→ Requirements
Return each line of the records below word for word, leaving nothing out and adding nothing.

────────────────────

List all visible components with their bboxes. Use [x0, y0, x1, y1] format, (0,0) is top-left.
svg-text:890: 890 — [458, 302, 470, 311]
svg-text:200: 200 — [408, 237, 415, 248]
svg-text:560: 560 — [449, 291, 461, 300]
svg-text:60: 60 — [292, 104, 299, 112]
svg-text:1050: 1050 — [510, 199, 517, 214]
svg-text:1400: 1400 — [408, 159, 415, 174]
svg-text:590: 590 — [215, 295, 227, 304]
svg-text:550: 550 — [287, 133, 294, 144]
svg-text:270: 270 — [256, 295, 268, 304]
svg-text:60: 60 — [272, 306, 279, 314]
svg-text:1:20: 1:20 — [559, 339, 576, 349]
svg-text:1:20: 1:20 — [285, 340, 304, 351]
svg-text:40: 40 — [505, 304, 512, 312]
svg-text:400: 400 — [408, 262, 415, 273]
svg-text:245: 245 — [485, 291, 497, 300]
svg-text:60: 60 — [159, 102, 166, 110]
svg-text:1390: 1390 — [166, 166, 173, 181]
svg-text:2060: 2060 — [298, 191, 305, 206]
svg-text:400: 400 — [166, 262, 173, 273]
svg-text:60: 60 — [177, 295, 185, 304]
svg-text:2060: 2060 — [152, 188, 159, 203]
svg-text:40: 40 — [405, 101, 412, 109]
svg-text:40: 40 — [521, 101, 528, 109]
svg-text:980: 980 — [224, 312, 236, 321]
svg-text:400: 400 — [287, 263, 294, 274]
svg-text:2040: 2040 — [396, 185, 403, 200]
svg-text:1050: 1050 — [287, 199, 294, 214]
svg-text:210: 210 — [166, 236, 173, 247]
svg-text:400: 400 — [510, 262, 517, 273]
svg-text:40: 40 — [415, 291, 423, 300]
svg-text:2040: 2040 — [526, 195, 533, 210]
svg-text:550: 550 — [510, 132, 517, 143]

────────────────────

→ Reply
List all visible components with their bboxes. Use [x0, y0, x1, y1] format, (0,0) is top-left.
svg-text:890: 890 — [458, 302, 470, 311]
svg-text:200: 200 — [408, 237, 415, 248]
svg-text:560: 560 — [449, 291, 461, 300]
svg-text:60: 60 — [292, 104, 299, 112]
svg-text:1050: 1050 — [510, 199, 517, 214]
svg-text:1400: 1400 — [408, 159, 415, 174]
svg-text:590: 590 — [215, 295, 227, 304]
svg-text:550: 550 — [287, 133, 294, 144]
svg-text:270: 270 — [256, 295, 268, 304]
svg-text:60: 60 — [272, 306, 279, 314]
svg-text:1:20: 1:20 — [559, 339, 576, 349]
svg-text:1:20: 1:20 — [285, 340, 304, 351]
svg-text:40: 40 — [505, 304, 512, 312]
svg-text:400: 400 — [408, 262, 415, 273]
svg-text:245: 245 — [485, 291, 497, 300]
svg-text:60: 60 — [159, 102, 166, 110]
svg-text:1390: 1390 — [166, 166, 173, 181]
svg-text:2060: 2060 — [298, 191, 305, 206]
svg-text:400: 400 — [166, 262, 173, 273]
svg-text:60: 60 — [177, 295, 185, 304]
svg-text:2060: 2060 — [152, 188, 159, 203]
svg-text:40: 40 — [405, 101, 412, 109]
svg-text:40: 40 — [521, 101, 528, 109]
svg-text:980: 980 — [224, 312, 236, 321]
svg-text:400: 400 — [287, 263, 294, 274]
svg-text:2040: 2040 — [396, 185, 403, 200]
svg-text:1050: 1050 — [287, 199, 294, 214]
svg-text:210: 210 — [166, 236, 173, 247]
svg-text:400: 400 — [510, 262, 517, 273]
svg-text:40: 40 — [415, 291, 423, 300]
svg-text:2040: 2040 — [526, 195, 533, 210]
svg-text:550: 550 — [510, 132, 517, 143]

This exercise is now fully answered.